THE REQUEST: Retype all the records with nothing changed.

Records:
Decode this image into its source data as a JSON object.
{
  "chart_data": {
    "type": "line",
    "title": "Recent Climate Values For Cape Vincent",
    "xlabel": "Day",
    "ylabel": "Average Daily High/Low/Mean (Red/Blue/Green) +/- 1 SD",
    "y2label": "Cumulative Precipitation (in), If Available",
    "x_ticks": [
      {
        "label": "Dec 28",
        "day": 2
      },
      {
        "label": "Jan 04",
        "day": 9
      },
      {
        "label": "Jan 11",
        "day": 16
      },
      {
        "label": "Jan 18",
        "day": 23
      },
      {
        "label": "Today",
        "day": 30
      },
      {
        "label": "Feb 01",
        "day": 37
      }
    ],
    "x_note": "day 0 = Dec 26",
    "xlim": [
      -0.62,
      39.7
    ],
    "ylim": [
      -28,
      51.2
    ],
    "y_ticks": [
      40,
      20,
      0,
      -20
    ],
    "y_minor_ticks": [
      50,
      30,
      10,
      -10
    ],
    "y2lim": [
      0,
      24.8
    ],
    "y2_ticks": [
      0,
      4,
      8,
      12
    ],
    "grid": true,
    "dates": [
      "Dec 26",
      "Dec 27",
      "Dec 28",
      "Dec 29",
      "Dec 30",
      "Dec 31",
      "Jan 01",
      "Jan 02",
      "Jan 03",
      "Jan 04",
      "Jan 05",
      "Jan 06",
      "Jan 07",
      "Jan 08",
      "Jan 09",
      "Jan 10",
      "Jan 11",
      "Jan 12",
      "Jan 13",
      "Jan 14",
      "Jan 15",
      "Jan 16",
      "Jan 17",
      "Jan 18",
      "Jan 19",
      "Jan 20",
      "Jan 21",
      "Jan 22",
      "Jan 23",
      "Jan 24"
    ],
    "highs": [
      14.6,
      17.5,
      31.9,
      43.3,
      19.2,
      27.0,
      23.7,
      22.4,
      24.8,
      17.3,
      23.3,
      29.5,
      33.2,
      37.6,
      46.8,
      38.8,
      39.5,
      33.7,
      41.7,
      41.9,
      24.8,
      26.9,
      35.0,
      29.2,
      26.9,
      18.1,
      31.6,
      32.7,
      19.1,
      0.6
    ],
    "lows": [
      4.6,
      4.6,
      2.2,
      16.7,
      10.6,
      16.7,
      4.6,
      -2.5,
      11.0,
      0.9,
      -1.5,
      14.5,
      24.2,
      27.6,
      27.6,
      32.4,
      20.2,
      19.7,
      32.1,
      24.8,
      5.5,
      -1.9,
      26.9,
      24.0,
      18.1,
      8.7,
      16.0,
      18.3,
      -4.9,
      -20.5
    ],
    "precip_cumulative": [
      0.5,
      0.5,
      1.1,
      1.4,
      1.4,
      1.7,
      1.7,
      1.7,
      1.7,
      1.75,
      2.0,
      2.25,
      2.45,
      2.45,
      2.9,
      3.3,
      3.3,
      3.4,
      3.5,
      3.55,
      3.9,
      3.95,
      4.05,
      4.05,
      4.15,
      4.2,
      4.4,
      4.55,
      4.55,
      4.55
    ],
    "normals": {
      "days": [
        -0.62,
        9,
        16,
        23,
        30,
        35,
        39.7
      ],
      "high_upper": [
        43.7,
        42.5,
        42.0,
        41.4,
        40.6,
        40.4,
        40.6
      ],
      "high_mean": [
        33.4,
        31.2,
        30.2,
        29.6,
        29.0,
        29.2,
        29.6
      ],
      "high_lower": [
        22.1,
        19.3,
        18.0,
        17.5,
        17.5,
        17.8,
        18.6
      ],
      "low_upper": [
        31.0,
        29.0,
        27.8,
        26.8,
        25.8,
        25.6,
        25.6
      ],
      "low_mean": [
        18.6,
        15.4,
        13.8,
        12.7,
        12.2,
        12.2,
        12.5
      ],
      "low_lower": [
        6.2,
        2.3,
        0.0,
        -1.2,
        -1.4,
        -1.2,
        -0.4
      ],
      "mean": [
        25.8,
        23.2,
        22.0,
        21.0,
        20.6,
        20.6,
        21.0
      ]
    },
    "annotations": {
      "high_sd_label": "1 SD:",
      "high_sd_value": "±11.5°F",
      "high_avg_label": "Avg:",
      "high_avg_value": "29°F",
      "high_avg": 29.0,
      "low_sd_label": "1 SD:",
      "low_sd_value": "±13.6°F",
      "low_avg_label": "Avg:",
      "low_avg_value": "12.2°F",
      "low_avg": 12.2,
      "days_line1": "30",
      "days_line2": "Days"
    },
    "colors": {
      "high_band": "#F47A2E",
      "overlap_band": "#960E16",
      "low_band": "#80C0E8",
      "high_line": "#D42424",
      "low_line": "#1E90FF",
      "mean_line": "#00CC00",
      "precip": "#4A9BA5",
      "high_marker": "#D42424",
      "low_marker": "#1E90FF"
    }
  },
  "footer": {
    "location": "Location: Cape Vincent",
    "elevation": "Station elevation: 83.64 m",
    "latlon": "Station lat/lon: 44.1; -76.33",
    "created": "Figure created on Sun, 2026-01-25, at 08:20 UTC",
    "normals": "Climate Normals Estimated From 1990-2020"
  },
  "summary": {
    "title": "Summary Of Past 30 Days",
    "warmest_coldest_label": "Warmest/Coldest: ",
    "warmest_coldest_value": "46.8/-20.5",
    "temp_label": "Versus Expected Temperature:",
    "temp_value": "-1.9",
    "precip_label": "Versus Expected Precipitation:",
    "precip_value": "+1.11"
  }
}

CORRECT OUTPUT:
Decode this image into its source data as a JSON object.
{
  "chart_data": {
    "type": "line",
    "title": "Recent Climate Values For Cape Vincent",
    "xlabel": "Day",
    "ylabel": "Average Daily High/Low/Mean (Red/Blue/Green) +/- 1 SD",
    "y2label": "Cumulative Precipitation (in), If Available",
    "x_ticks": [
      {
        "label": "Dec 28",
        "day": 2
      },
      {
        "label": "Jan 04",
        "day": 9
      },
      {
        "label": "Jan 11",
        "day": 16
      },
      {
        "label": "Jan 18",
        "day": 23
      },
      {
        "label": "Today",
        "day": 30
      },
      {
        "label": "Feb 01",
        "day": 37
      }
    ],
    "x_note": "day 0 = Dec 26",
    "xlim": [
      -0.62,
      39.7
    ],
    "ylim": [
      -28,
      51.2
    ],
    "y_ticks": [
      40,
      20,
      0,
      -20
    ],
    "y_minor_ticks": [
      50,
      30,
      10,
      -10
    ],
    "y2lim": [
      0,
      24.8
    ],
    "y2_ticks": [
      0,
      4,
      8,
      12
    ],
    "grid": true,
    "dates": [
      "Dec 26",
      "Dec 27",
      "Dec 28",
      "Dec 29",
      "Dec 30",
      "Dec 31",
      "Jan 01",
      "Jan 02",
      "Jan 03",
      "Jan 04",
      "Jan 05",
      "Jan 06",
      "Jan 07",
      "Jan 08",
      "Jan 09",
      "Jan 10",
      "Jan 11",
      "Jan 12",
      "Jan 13",
      "Jan 14",
      "Jan 15",
      "Jan 16",
      "Jan 17",
      "Jan 18",
      "Jan 19",
      "Jan 20",
      "Jan 21",
      "Jan 22",
      "Jan 23",
      "Jan 24"
    ],
    "highs": [
      14.6,
      17.5,
      31.9,
      43.3,
      19.2,
      27.0,
      23.7,
      22.4,
      24.8,
      17.3,
      23.3,
      29.5,
      33.2,
      37.6,
      46.8,
      38.8,
      39.5,
      33.7,
      41.7,
      41.9,
      24.8,
      26.9,
      35.0,
      29.2,
      26.9,
      18.1,
      31.6,
      32.7,
      19.1,
      0.6
    ],
    "lows": [
      4.6,
      4.6,
      2.2,
      16.7,
      10.6,
      16.7,
      4.6,
      -2.5,
      11.0,
      0.9,
      -1.5,
      14.5,
      24.2,
      27.6,
      27.6,
      32.4,
      20.2,
      19.7,
      32.1,
      24.8,
      5.5,
      -1.9,
      26.9,
      24.0,
      18.1,
      8.7,
      16.0,
      18.3,
      -4.9,
      -20.5
    ],
    "precip_cumulative": [
      0.5,
      0.5,
      1.1,
      1.4,
      1.4,
      1.7,
      1.7,
      1.7,
      1.7,
      1.75,
      2.0,
      2.25,
      2.45,
      2.45,
      2.9,
      3.3,
      3.3,
      3.4,
      3.5,
      3.55,
      3.9,
      3.95,
      4.05,
      4.05,
      4.15,
      4.2,
      4.4,
      4.55,
      4.55,
      4.55
    ],
    "normals": {
      "days": [
        -0.62,
        9,
        16,
        23,
        30,
        35,
        39.7
      ],
      "high_upper": [
        43.7,
        42.5,
        42.0,
        41.4,
        40.6,
        40.4,
        40.6
      ],
      "high_mean": [
        33.4,
        31.2,
        30.2,
        29.6,
        29.0,
        29.2,
        29.6
      ],
      "high_lower": [
        22.1,
        19.3,
        18.0,
        17.5,
        17.5,
        17.8,
        18.6
      ],
      "low_upper": [
        31.0,
        29.0,
        27.8,
        26.8,
        25.8,
        25.6,
        25.6
      ],
      "low_mean": [
        18.6,
        15.4,
        13.8,
        12.7,
        12.2,
        12.2,
        12.5
      ],
      "low_lower": [
        6.2,
        2.3,
        0.0,
        -1.2,
        -1.4,
        -1.2,
        -0.4
      ],
      "mean": [
        25.8,
        23.2,
        22.0,
        21.0,
        20.6,
        20.6,
        21.0
      ]
    },
    "annotations": {
      "high_sd_label": "1 SD:",
      "high_sd_value": "±11.5°F",
      "high_avg_label": "Avg:",
      "high_avg_value": "29°F",
      "high_avg": 29.0,
      "low_sd_label": "1 SD:",
      "low_sd_value": "±13.6°F",
      "low_avg_label": "Avg:",
      "low_avg_value": "12.2°F",
      "low_avg": 12.2,
      "days_line1": "30",
      "days_line2": "Days"
    },
    "colors": {
      "high_band": "#F47A2E",
      "overlap_band": "#960E16",
      "low_band": "#80C0E8",
      "high_line": "#D42424",
      "low_line": "#1E90FF",
      "mean_line": "#00CC00",
      "precip": "#4A9BA5",
      "high_marker": "#D42424",
      "low_marker": "#1E90FF"
    }
  },
  "footer": {
    "location": "Location: Cape Vincent",
    "elevation": "Station elevation: 83.64 m",
    "latlon": "Station lat/lon: 44.1; -76.33",
    "created": "Figure created on Sun, 2026-01-25, at 08:20 UTC",
    "normals": "Climate Normals Estimated From 1990-2020"
  },
  "summary": {
    "title": "Summary Of Past 30 Days",
    "warmest_coldest_label": "Warmest/Coldest: ",
    "warmest_coldest_value": "46.8/-20.5",
    "temp_label": "Versus Expected Temperature:",
    "temp_value": "-1.9",
    "precip_label": "Versus Expected Precipitation:",
    "precip_value": "+1.11"
  }
}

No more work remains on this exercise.